▸ **What is being asked**: Exactly repeat the full listing that follows.

Stored data

[start]

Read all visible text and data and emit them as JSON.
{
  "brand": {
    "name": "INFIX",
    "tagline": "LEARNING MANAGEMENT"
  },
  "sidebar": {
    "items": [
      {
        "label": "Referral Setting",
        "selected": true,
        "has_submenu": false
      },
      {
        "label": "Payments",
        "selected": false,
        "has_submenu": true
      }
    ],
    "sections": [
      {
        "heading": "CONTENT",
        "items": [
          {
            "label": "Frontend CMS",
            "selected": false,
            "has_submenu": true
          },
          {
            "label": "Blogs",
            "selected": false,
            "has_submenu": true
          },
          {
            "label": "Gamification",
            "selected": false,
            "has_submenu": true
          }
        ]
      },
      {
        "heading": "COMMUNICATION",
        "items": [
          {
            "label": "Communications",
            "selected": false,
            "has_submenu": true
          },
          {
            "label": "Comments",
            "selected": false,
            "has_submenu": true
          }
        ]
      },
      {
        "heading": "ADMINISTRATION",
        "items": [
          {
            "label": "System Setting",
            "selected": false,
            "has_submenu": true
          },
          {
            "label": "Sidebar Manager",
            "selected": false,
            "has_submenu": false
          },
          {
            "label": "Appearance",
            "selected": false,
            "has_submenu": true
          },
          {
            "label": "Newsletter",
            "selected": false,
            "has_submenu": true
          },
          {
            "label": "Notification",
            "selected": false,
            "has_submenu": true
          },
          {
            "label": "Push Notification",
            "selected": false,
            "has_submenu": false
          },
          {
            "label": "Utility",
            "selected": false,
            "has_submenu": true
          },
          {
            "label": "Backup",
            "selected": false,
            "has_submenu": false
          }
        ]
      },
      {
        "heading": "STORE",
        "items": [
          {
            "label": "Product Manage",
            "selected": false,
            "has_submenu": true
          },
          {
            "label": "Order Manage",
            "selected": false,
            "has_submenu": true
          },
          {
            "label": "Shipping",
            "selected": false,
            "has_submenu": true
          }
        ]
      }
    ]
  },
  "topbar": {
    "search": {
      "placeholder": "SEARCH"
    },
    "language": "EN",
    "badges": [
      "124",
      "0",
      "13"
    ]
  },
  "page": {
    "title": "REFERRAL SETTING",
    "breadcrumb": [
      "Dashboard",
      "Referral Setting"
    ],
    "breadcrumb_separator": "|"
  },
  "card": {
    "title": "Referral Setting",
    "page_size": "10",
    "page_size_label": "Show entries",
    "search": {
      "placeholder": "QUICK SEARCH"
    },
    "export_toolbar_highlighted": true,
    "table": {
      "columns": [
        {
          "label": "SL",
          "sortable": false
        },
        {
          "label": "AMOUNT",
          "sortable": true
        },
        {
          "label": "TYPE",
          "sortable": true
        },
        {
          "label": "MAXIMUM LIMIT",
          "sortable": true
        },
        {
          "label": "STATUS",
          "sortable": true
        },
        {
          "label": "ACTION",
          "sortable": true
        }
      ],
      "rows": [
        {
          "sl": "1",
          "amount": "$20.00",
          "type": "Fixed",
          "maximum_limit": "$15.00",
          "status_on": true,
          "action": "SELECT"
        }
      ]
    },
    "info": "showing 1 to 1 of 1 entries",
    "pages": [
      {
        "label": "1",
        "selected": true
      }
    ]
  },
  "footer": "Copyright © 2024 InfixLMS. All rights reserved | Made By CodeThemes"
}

[end]

▸ **Complete response**:
Read all visible text and data and emit them as JSON.
{
  "brand": {
    "name": "INFIX",
    "tagline": "LEARNING MANAGEMENT"
  },
  "sidebar": {
    "items": [
      {
        "label": "Referral Setting",
        "selected": true,
        "has_submenu": false
      },
      {
        "label": "Payments",
        "selected": false,
        "has_submenu": true
      }
    ],
    "sections": [
      {
        "heading": "CONTENT",
        "items": [
          {
            "label": "Frontend CMS",
            "selected": false,
            "has_submenu": true
          },
          {
            "label": "Blogs",
            "selected": false,
            "has_submenu": true
          },
          {
            "label": "Gamification",
            "selected": false,
            "has_submenu": true
          }
        ]
      },
      {
        "heading": "COMMUNICATION",
        "items": [
          {
            "label": "Communications",
            "selected": false,
            "has_submenu": true
          },
          {
            "label": "Comments",
            "selected": false,
            "has_submenu": true
          }
        ]
      },
      {
        "heading": "ADMINISTRATION",
        "items": [
          {
            "label": "System Setting",
            "selected": false,
            "has_submenu": true
          },
          {
            "label": "Sidebar Manager",
            "selected": false,
            "has_submenu": false
          },
          {
            "label": "Appearance",
            "selected": false,
            "has_submenu": true
          },
          {
            "label": "Newsletter",
            "selected": false,
            "has_submenu": true
          },
          {
            "label": "Notification",
            "selected": false,
            "has_submenu": true
          },
          {
            "label": "Push Notification",
            "selected": false,
            "has_submenu": false
          },
          {
            "label": "Utility",
            "selected": false,
            "has_submenu": true
          },
          {
            "label": "Backup",
            "selected": false,
            "has_submenu": false
          }
        ]
      },
      {
        "heading": "STORE",
        "items": [
          {
            "label": "Product Manage",
            "selected": false,
            "has_submenu": true
          },
          {
            "label": "Order Manage",
            "selected": false,
            "has_submenu": true
          },
          {
            "label": "Shipping",
            "selected": false,
            "has_submenu": true
          }
        ]
      }
    ]
  },
  "topbar": {
    "search": {
      "placeholder": "SEARCH"
    },
    "language": "EN",
    "badges": [
      "124",
      "0",
      "13"
    ]
  },
  "page": {
    "title": "REFERRAL SETTING",
    "breadcrumb": [
      "Dashboard",
      "Referral Setting"
    ],
    "breadcrumb_separator": "|"
  },
  "card": {
    "title": "Referral Setting",
    "page_size": "10",
    "page_size_label": "Show entries",
    "search": {
      "placeholder": "QUICK SEARCH"
    },
    "export_toolbar_highlighted": true,
    "table": {
      "columns": [
        {
          "label": "SL",
          "sortable": false
        },
        {
          "label": "AMOUNT",
          "sortable": true
        },
        {
          "label": "TYPE",
          "sortable": true
        },
        {
          "label": "MAXIMUM LIMIT",
          "sortable": true
        },
        {
          "label": "STATUS",
          "sortable": true
        },
        {
          "label": "ACTION",
          "sortable": true
        }
      ],
      "rows": [
        {
          "sl": "1",
          "amount": "$20.00",
          "type": "Fixed",
          "maximum_limit": "$15.00",
          "status_on": true,
          "action": "SELECT"
        }
      ]
    },
    "info": "showing 1 to 1 of 1 entries",
    "pages": [
      {
        "label": "1",
        "selected": true
      }
    ]
  },
  "footer": "Copyright © 2024 InfixLMS. All rights reserved | Made By CodeThemes"
}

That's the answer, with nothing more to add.